ページ本文
○ ○ ○ ○ ○
(19)2011・4・21
たまたま日本医科大学の救命救急担当のかたから話をきく機会があった。以下、一部わたくしが誤解しているところがあるかもしれないが、認識をあらためたところがあった。
今回の大震災に際しては、災害に備えて組織された救急医療の舞台はかなり迅速に対応できた。当日あるいは翌日にはかなりの部隊が現地に入っていた。これらの救命救急の部隊は超早期の対応のためのものであるから3〜5日のうちには想定された業務をおえたが、現地の医療機関の崩壊といった事態のために、ひきあげることができなくなり、さまざま名称をかえて現地の医療サポートを継続することになった。当初は情報も少なく、それぞれがほぼ自発的に必要と思われる地域にむかった。つまりこれは誰の命令でもなく動いていることになる。
○ ○ ○ ○ ○
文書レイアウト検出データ
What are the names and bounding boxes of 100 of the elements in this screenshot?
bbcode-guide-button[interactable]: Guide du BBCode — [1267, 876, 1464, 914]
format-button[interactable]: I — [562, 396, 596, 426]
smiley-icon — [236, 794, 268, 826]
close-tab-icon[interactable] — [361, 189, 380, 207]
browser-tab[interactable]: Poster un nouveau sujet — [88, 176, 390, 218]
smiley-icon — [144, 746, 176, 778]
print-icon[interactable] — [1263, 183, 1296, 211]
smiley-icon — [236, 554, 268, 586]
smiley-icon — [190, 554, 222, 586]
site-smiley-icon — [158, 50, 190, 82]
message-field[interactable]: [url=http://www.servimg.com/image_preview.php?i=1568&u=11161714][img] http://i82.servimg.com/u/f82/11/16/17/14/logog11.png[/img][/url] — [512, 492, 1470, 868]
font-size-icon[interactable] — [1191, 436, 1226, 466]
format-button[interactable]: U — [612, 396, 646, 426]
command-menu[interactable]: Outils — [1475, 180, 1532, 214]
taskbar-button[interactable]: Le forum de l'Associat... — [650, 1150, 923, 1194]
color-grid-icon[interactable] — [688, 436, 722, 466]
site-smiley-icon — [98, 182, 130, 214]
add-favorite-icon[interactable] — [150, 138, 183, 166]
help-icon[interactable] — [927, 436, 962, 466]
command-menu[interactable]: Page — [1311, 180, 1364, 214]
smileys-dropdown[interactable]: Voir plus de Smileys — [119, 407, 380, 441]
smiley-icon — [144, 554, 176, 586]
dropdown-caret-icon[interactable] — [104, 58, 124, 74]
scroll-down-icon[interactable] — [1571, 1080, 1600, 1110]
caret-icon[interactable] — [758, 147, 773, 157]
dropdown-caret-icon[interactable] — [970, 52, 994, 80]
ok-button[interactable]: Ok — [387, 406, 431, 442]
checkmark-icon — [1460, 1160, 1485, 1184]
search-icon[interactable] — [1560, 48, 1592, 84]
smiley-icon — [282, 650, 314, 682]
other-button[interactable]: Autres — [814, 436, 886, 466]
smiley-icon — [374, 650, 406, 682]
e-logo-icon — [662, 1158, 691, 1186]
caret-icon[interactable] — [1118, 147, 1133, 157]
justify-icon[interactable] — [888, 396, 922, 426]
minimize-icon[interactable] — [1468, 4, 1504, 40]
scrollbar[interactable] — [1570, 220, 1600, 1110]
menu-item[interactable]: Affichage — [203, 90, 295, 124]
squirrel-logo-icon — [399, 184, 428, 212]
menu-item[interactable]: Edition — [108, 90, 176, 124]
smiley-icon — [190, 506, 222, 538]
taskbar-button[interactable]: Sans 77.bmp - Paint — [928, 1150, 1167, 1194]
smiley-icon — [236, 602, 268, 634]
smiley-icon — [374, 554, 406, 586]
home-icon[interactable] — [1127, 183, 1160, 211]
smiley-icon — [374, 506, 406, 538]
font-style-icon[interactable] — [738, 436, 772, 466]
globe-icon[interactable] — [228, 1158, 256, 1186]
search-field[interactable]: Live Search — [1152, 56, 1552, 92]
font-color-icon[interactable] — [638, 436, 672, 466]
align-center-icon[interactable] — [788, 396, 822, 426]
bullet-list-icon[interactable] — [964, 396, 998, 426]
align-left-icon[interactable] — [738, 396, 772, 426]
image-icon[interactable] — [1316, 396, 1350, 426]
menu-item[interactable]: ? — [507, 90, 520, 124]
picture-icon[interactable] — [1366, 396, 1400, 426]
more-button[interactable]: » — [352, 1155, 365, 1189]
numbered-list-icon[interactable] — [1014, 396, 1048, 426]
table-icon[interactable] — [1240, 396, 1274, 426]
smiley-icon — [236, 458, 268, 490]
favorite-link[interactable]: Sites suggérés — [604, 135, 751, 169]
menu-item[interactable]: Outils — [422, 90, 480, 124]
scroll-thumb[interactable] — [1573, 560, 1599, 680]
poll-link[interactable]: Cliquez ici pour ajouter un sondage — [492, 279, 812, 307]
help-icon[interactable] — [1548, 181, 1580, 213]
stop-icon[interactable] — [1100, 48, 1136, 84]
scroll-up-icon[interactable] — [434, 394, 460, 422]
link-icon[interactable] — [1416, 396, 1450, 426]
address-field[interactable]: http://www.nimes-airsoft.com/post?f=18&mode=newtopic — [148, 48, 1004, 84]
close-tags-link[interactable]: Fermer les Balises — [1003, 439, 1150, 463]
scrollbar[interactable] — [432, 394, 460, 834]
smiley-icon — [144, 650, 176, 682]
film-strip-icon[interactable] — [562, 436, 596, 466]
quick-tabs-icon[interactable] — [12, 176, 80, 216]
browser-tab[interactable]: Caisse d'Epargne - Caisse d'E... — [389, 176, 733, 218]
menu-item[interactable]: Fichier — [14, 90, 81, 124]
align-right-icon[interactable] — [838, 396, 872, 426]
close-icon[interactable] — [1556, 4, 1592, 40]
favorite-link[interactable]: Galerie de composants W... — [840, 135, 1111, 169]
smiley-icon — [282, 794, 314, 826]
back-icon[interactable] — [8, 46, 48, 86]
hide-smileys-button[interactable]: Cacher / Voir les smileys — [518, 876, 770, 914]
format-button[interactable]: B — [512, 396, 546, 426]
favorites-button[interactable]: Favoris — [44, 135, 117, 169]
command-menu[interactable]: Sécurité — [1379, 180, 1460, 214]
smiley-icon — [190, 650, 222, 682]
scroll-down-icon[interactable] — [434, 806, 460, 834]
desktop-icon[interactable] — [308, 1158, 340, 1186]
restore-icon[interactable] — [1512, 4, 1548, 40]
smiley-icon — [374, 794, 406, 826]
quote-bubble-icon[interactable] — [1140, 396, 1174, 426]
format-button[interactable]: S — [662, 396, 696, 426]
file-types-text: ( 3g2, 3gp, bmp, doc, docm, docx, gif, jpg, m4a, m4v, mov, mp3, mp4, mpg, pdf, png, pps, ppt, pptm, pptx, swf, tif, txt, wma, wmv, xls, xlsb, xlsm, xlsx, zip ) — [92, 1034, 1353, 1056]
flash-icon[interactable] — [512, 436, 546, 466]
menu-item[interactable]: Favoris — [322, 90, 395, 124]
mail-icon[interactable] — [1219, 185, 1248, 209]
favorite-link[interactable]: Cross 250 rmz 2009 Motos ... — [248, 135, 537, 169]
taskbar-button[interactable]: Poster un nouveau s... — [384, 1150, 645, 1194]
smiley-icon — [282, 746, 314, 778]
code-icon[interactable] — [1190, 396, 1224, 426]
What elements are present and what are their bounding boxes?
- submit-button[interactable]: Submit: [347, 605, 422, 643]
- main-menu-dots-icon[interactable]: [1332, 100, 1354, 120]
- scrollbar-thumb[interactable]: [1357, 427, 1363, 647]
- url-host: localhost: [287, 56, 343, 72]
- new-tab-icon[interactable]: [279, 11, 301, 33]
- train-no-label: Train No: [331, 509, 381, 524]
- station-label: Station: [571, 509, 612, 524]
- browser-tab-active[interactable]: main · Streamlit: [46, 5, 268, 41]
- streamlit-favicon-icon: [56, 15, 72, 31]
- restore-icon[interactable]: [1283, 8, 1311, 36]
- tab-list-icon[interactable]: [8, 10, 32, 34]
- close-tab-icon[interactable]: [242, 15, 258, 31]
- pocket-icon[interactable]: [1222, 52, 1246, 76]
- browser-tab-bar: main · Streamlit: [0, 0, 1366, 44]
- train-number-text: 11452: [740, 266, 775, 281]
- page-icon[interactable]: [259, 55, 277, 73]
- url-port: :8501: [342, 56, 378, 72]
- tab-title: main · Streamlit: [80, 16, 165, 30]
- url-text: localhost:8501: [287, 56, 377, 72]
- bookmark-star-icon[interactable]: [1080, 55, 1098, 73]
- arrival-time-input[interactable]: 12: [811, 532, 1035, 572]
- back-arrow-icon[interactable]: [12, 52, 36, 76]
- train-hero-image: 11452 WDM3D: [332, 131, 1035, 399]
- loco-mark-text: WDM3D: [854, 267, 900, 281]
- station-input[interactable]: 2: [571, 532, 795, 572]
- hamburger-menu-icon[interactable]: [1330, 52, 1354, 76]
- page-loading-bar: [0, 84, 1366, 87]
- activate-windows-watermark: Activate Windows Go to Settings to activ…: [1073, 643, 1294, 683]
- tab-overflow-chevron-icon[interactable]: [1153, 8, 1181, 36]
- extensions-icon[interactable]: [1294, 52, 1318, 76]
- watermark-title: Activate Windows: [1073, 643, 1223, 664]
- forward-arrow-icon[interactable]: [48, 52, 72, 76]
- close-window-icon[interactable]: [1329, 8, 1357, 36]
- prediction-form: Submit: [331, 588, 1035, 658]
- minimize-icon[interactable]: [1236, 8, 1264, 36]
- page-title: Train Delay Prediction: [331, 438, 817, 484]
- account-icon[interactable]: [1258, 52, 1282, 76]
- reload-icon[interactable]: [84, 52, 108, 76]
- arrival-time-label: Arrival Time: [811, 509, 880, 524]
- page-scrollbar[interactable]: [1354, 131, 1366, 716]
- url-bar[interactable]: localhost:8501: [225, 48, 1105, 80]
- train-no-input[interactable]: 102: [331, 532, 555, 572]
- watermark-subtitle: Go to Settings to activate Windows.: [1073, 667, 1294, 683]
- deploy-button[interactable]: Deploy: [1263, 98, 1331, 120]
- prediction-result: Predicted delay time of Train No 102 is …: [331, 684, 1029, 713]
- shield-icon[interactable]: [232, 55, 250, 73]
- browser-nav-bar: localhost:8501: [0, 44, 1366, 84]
○ ○ ○ ○ ○
課題の目的
震災時の救急医療を扱ったページ本文では、救命救急の部隊が想定された業務を終えたのは何日のうちとされているか。

結果
3〜5日のうちに終えたとされている。